## WHAT THIS TASK INVOLVES:
Work out how many lines in the entries contain the string "color", and give nothing but that number.

## RECORD LIST:
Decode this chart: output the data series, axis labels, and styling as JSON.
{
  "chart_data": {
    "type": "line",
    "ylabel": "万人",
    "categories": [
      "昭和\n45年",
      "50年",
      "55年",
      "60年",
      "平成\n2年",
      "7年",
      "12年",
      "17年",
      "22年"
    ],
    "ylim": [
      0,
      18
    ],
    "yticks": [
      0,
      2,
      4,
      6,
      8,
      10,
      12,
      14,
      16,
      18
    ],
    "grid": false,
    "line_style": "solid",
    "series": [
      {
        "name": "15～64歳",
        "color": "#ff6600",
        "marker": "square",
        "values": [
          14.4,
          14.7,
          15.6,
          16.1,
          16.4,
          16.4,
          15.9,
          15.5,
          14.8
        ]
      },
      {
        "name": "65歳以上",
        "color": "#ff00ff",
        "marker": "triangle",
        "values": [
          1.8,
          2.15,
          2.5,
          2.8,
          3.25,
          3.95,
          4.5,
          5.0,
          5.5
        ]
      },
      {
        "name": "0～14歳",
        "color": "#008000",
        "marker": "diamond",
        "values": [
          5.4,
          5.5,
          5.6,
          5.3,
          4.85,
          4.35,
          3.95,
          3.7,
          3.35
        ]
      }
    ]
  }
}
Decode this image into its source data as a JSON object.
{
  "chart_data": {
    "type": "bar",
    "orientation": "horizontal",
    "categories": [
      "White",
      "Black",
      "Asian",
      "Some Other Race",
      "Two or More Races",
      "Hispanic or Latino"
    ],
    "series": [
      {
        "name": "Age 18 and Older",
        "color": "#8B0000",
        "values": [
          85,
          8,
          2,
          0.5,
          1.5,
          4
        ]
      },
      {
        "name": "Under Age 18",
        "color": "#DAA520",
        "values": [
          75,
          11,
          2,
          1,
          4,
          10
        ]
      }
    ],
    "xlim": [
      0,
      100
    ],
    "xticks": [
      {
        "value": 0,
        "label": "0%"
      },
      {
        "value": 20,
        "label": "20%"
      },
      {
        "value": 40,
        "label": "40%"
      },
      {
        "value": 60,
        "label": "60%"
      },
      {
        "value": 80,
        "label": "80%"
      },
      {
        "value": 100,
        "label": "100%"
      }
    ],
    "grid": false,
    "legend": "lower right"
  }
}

## WRITTEN RESPONSE:
5